■ **Exercise requirements**: Here are some records. Copy each one exactly.

[Records from a collection]

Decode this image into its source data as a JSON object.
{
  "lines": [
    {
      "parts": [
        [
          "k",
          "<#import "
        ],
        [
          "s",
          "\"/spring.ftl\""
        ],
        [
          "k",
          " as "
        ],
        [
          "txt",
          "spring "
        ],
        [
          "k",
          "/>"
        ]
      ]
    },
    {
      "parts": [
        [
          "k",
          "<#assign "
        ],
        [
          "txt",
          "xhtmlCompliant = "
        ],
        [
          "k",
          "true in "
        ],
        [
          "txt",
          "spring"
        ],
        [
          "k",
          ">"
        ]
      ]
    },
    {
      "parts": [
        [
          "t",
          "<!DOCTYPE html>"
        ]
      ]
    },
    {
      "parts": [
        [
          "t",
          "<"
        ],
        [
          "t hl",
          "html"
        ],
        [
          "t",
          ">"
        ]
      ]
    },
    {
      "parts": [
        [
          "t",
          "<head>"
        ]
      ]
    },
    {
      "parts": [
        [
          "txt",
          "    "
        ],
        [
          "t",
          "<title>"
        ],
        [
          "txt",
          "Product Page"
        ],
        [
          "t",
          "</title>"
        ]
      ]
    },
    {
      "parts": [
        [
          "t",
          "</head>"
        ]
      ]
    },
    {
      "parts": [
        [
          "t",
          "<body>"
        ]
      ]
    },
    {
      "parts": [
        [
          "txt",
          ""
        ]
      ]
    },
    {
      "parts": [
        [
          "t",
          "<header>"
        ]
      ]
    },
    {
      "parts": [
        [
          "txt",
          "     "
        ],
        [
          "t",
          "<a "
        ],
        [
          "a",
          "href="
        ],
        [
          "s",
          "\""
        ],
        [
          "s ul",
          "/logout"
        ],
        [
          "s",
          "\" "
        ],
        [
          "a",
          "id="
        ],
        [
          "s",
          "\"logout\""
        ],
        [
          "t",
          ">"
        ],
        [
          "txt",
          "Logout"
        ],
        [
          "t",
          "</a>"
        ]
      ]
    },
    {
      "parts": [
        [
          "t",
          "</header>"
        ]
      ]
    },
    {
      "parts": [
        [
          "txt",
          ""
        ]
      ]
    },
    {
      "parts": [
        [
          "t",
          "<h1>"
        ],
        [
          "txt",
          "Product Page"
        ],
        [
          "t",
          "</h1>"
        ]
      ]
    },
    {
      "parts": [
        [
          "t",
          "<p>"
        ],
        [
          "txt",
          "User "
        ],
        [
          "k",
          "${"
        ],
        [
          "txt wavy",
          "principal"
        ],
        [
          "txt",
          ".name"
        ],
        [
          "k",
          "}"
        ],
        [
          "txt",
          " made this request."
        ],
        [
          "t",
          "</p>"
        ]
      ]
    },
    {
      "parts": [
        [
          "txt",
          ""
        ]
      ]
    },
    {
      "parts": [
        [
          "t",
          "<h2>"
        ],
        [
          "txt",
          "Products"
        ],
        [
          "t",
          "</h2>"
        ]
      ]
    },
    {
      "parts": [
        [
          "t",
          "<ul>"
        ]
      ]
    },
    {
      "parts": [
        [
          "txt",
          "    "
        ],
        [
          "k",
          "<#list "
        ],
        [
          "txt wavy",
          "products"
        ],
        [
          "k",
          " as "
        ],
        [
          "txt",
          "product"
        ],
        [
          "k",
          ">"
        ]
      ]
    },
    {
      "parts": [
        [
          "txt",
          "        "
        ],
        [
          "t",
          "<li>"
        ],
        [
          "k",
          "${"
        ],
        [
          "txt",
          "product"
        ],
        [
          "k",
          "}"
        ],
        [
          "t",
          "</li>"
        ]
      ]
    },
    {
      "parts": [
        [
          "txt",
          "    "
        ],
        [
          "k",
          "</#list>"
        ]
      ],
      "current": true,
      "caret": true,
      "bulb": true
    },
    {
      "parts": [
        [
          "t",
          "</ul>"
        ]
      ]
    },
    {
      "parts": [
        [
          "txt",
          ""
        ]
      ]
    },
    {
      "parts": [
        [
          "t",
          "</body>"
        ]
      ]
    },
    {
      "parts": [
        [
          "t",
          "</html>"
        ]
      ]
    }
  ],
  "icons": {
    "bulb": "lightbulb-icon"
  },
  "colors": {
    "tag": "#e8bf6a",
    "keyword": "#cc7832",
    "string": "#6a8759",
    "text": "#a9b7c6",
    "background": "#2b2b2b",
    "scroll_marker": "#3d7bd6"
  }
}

■ **Solution**:
Decode this image into its source data as a JSON object.
{
  "lines": [
    {
      "parts": [
        [
          "k",
          "<#import "
        ],
        [
          "s",
          "\"/spring.ftl\""
        ],
        [
          "k",
          " as "
        ],
        [
          "txt",
          "spring "
        ],
        [
          "k",
          "/>"
        ]
      ]
    },
    {
      "parts": [
        [
          "k",
          "<#assign "
        ],
        [
          "txt",
          "xhtmlCompliant = "
        ],
        [
          "k",
          "true in "
        ],
        [
          "txt",
          "spring"
        ],
        [
          "k",
          ">"
        ]
      ]
    },
    {
      "parts": [
        [
          "t",
          "<!DOCTYPE html>"
        ]
      ]
    },
    {
      "parts": [
        [
          "t",
          "<"
        ],
        [
          "t hl",
          "html"
        ],
        [
          "t",
          ">"
        ]
      ]
    },
    {
      "parts": [
        [
          "t",
          "<head>"
        ]
      ]
    },
    {
      "parts": [
        [
          "txt",
          "    "
        ],
        [
          "t",
          "<title>"
        ],
        [
          "txt",
          "Product Page"
        ],
        [
          "t",
          "</title>"
        ]
      ]
    },
    {
      "parts": [
        [
          "t",
          "</head>"
        ]
      ]
    },
    {
      "parts": [
        [
          "t",
          "<body>"
        ]
      ]
    },
    {
      "parts": [
        [
          "txt",
          ""
        ]
      ]
    },
    {
      "parts": [
        [
          "t",
          "<header>"
        ]
      ]
    },
    {
      "parts": [
        [
          "txt",
          "     "
        ],
        [
          "t",
          "<a "
        ],
        [
          "a",
          "href="
        ],
        [
          "s",
          "\""
        ],
        [
          "s ul",
          "/logout"
        ],
        [
          "s",
          "\" "
        ],
        [
          "a",
          "id="
        ],
        [
          "s",
          "\"logout\""
        ],
        [
          "t",
          ">"
        ],
        [
          "txt",
          "Logout"
        ],
        [
          "t",
          "</a>"
        ]
      ]
    },
    {
      "parts": [
        [
          "t",
          "</header>"
        ]
      ]
    },
    {
      "parts": [
        [
          "txt",
          ""
        ]
      ]
    },
    {
      "parts": [
        [
          "t",
          "<h1>"
        ],
        [
          "txt",
          "Product Page"
        ],
        [
          "t",
          "</h1>"
        ]
      ]
    },
    {
      "parts": [
        [
          "t",
          "<p>"
        ],
        [
          "txt",
          "User "
        ],
        [
          "k",
          "${"
        ],
        [
          "txt wavy",
          "principal"
        ],
        [
          "txt",
          ".name"
        ],
        [
          "k",
          "}"
        ],
        [
          "txt",
          " made this request."
        ],
        [
          "t",
          "</p>"
        ]
      ]
    },
    {
      "parts": [
        [
          "txt",
          ""
        ]
      ]
    },
    {
      "parts": [
        [
          "t",
          "<h2>"
        ],
        [
          "txt",
          "Products"
        ],
        [
          "t",
          "</h2>"
        ]
      ]
    },
    {
      "parts": [
        [
          "t",
          "<ul>"
        ]
      ]
    },
    {
      "parts": [
        [
          "txt",
          "    "
        ],
        [
          "k",
          "<#list "
        ],
        [
          "txt wavy",
          "products"
        ],
        [
          "k",
          " as "
        ],
        [
          "txt",
          "product"
        ],
        [
          "k",
          ">"
        ]
      ]
    },
    {
      "parts": [
        [
          "txt",
          "        "
        ],
        [
          "t",
          "<li>"
        ],
        [
          "k",
          "${"
        ],
        [
          "txt",
          "product"
        ],
        [
          "k",
          "}"
        ],
        [
          "t",
          "</li>"
        ]
      ]
    },
    {
      "parts": [
        [
          "txt",
          "    "
        ],
        [
          "k",
          "</#list>"
        ]
      ],
      "current": true,
      "caret": true,
      "bulb": true
    },
    {
      "parts": [
        [
          "t",
          "</ul>"
        ]
      ]
    },
    {
      "parts": [
        [
          "txt",
          ""
        ]
      ]
    },
    {
      "parts": [
        [
          "t",
          "</body>"
        ]
      ]
    },
    {
      "parts": [
        [
          "t",
          "</html>"
        ]
      ]
    }
  ],
  "icons": {
    "bulb": "lightbulb-icon"
  },
  "colors": {
    "tag": "#e8bf6a",
    "keyword": "#cc7832",
    "string": "#6a8759",
    "text": "#a9b7c6",
    "background": "#2b2b2b",
    "scroll_marker": "#3d7bd6"
  }
}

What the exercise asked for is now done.